▸ **Stored items**:
=-=-=-=-=
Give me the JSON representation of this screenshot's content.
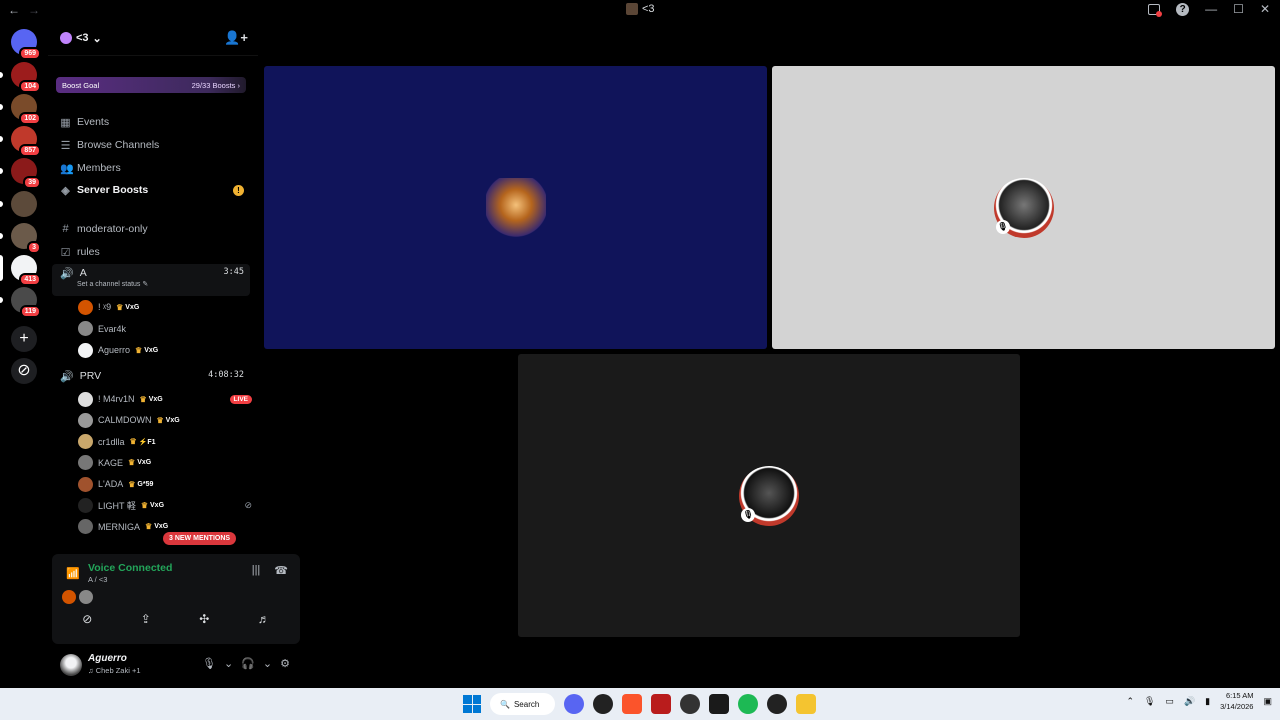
{
  "window": {
    "title": "<3",
    "back": "←",
    "forward": "→",
    "minimize": "—",
    "maximize": "☐",
    "close": "✕"
  },
  "rail": {
    "servers": [
      {
        "name": "discord-home",
        "badge": "969",
        "color": "#5865f2"
      },
      {
        "name": "server-1",
        "badge": "104",
        "color": "#9c1c1c"
      },
      {
        "name": "server-2",
        "badge": "102",
        "color": "#7a4b2a"
      },
      {
        "name": "server-3",
        "badge": "857",
        "color": "#c0392b"
      },
      {
        "name": "server-4",
        "badge": "39",
        "color": "#8b1a1a"
      },
      {
        "name": "server-5",
        "badge": "",
        "color": "#5c4a3a"
      },
      {
        "name": "server-6",
        "badge": "3",
        "color": "#6b5a4a"
      },
      {
        "name": "server-7",
        "badge": "413",
        "color": "#f2f3f5"
      },
      {
        "name": "server-8",
        "badge": "119",
        "color": "#4a4a4a"
      }
    ],
    "add": "+",
    "discover": "⊘"
  },
  "server": {
    "name": "<3",
    "chevron": "⌄",
    "invite_icon": "👤+"
  },
  "boost": {
    "label": "Boost Goal",
    "progress": "29/33 Boosts",
    "progress_value": 0.879
  },
  "nav": [
    {
      "label": "Events",
      "icon": "▦"
    },
    {
      "label": "Browse Channels",
      "icon": "☰"
    },
    {
      "label": "Members",
      "icon": "👥"
    },
    {
      "label": "Server Boosts",
      "icon": "◈",
      "warn": "!"
    }
  ],
  "channels": [
    {
      "label": "moderator-only",
      "icon": "#"
    },
    {
      "label": "rules",
      "icon": "☑"
    }
  ],
  "voice_a": {
    "name": "A",
    "timer": "3:45",
    "status": "Set a channel status ✎",
    "members": [
      {
        "name": "! ᵡ9",
        "tag": "VxG",
        "color": "#d35400"
      },
      {
        "name": "Evar4k",
        "tag": "",
        "color": "#888"
      },
      {
        "name": "Aguerro",
        "tag": "VxG",
        "color": "#f2f3f5"
      }
    ]
  },
  "voice_prv": {
    "name": "PRV",
    "timer": "4:08:32",
    "members": [
      {
        "name": "! M4rv1N",
        "tag": "VxG",
        "extra": "LIVE",
        "color": "#ddd"
      },
      {
        "name": "CALMDOWN",
        "tag": "VxG",
        "extra": "",
        "color": "#999"
      },
      {
        "name": "cr1dlla",
        "tag": "⚡F1",
        "extra": "",
        "color": "#c9a76b"
      },
      {
        "name": "KAGE",
        "tag": "VxG",
        "extra": "",
        "color": "#777"
      },
      {
        "name": "L'ADA",
        "tag": "G*59",
        "extra": "",
        "color": "#a0522d"
      },
      {
        "name": "LIGHT 軽",
        "tag": "VxG",
        "extra": "mute",
        "color": "#222"
      },
      {
        "name": "MERNIGA",
        "tag": "VxG",
        "extra": "",
        "color": "#666"
      }
    ]
  },
  "new_mentions": "3 NEW MENTIONS",
  "voice_panel": {
    "title": "Voice Connected",
    "subtitle": "A / <3"
  },
  "user": {
    "name": "Aguerro",
    "status": "♫ Cheb Zaki +1"
  },
  "stage": {
    "tiles": [
      {
        "name": "participant-1",
        "bg": "#10145a",
        "muted": false
      },
      {
        "name": "participant-2",
        "bg": "#d3d3d3",
        "muted": true
      },
      {
        "name": "participant-3",
        "bg": "#1a1a1a",
        "muted": true
      }
    ]
  },
  "taskbar": {
    "search": "Search",
    "time": "6:15 AM",
    "date": "3/14/2026",
    "discord_badge": "9+"
  }
}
=-=-=-=-=
▸ **What is required**: Across the data, tally the lines containing "label" and give back the number alone.

▸ **Full response**: 7